Problem requirements: Reproduce the records below exactly as they appear, omitting any pictures they contain.

(Records excerpted from a collection)
:::
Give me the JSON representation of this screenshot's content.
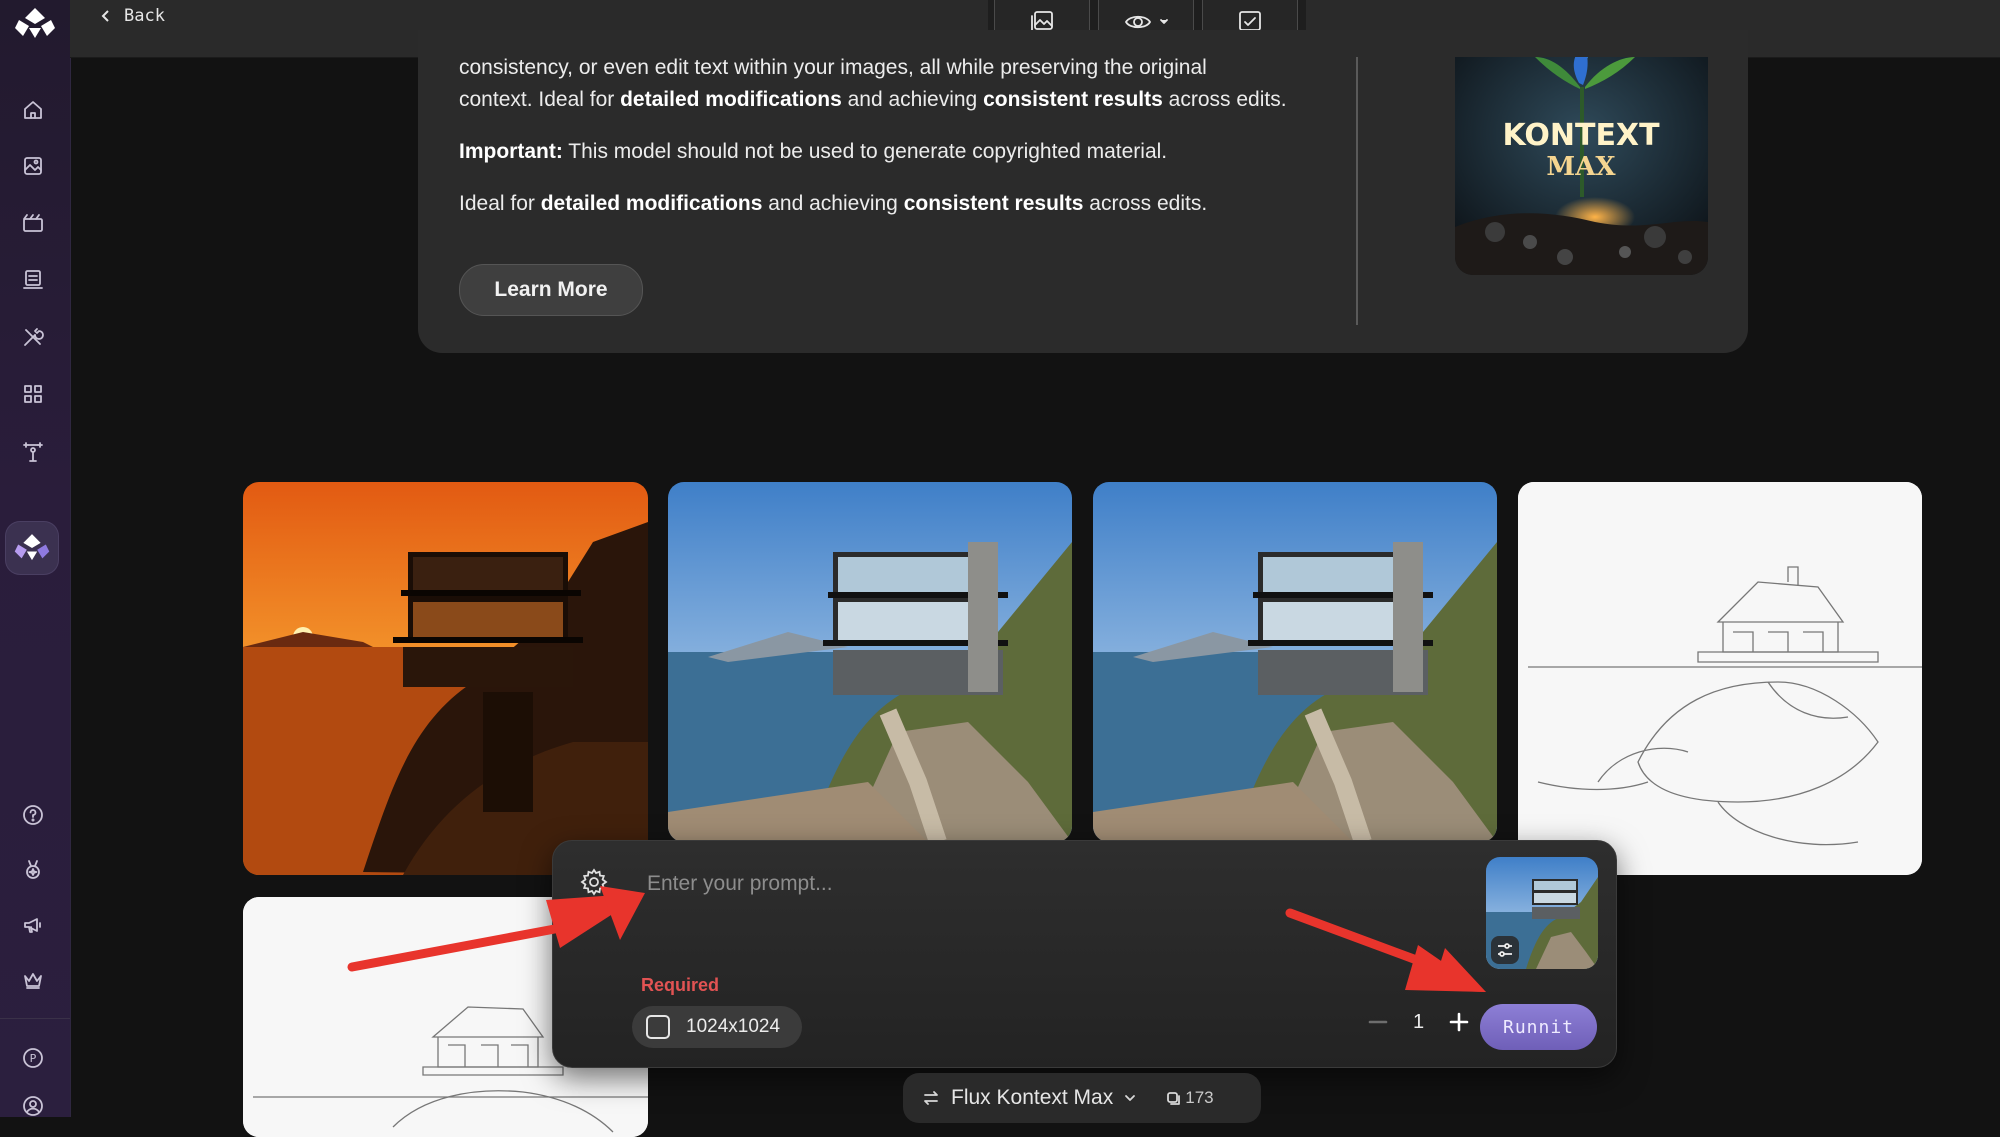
{
  "topbar": {
    "back_label": "Back",
    "buttons": [
      {
        "icon": "gallery-icon"
      },
      {
        "icon": "eye-icon",
        "has_dropdown": true
      },
      {
        "icon": "checklist-icon"
      }
    ]
  },
  "sidebar": {
    "items": [
      "home-icon",
      "images-icon",
      "video-icon",
      "library-icon",
      "tools-icon",
      "apps-icon",
      "training-icon"
    ],
    "bottom_items": [
      "help-icon",
      "rewards-icon",
      "announcements-icon",
      "crown-icon",
      "profile-badge-icon",
      "user-icon"
    ],
    "profile_badge": "P"
  },
  "info": {
    "line1": "consistency, or even edit text within your images, all while preserving the original",
    "line2_pre": "context. Ideal for ",
    "line2_b1": "detailed modifications",
    "line2_mid": " and achieving ",
    "line2_b2": "consistent results",
    "line2_post": " across edits.",
    "important_label": "Important:",
    "important_text": " This model should not be used to generate copyrighted material.",
    "line4_pre": "Ideal for ",
    "line4_b1": "detailed modifications",
    "line4_mid": " and achieving ",
    "line4_b2": "consistent results",
    "line4_post": " across edits.",
    "learn_more": "Learn More",
    "model_image_title": "KONTEXT",
    "model_image_subtitle": "MAX"
  },
  "prompt": {
    "placeholder": "Enter your prompt...",
    "required_label": "Required",
    "size": "1024x1024",
    "count": "1",
    "run_label": "Runnit"
  },
  "model": {
    "name": "Flux Kontext Max",
    "credits": "173"
  },
  "colors": {
    "accent": "#7b6bc8",
    "required": "#e25353",
    "annotation_arrow": "#e8342c"
  }
}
:::
Task result:
Give me the JSON representation of this screenshot's content.
{
  "topbar": {
    "back_label": "Back",
    "buttons": [
      {
        "icon": "gallery-icon"
      },
      {
        "icon": "eye-icon",
        "has_dropdown": true
      },
      {
        "icon": "checklist-icon"
      }
    ]
  },
  "sidebar": {
    "items": [
      "home-icon",
      "images-icon",
      "video-icon",
      "library-icon",
      "tools-icon",
      "apps-icon",
      "training-icon"
    ],
    "bottom_items": [
      "help-icon",
      "rewards-icon",
      "announcements-icon",
      "crown-icon",
      "profile-badge-icon",
      "user-icon"
    ],
    "profile_badge": "P"
  },
  "info": {
    "line1": "consistency, or even edit text within your images, all while preserving the original",
    "line2_pre": "context. Ideal for ",
    "line2_b1": "detailed modifications",
    "line2_mid": " and achieving ",
    "line2_b2": "consistent results",
    "line2_post": " across edits.",
    "important_label": "Important:",
    "important_text": " This model should not be used to generate copyrighted material.",
    "line4_pre": "Ideal for ",
    "line4_b1": "detailed modifications",
    "line4_mid": " and achieving ",
    "line4_b2": "consistent results",
    "line4_post": " across edits.",
    "learn_more": "Learn More",
    "model_image_title": "KONTEXT",
    "model_image_subtitle": "MAX"
  },
  "prompt": {
    "placeholder": "Enter your prompt...",
    "required_label": "Required",
    "size": "1024x1024",
    "count": "1",
    "run_label": "Runnit"
  },
  "model": {
    "name": "Flux Kontext Max",
    "credits": "173"
  },
  "colors": {
    "accent": "#7b6bc8",
    "required": "#e25353",
    "annotation_arrow": "#e8342c"
  }
}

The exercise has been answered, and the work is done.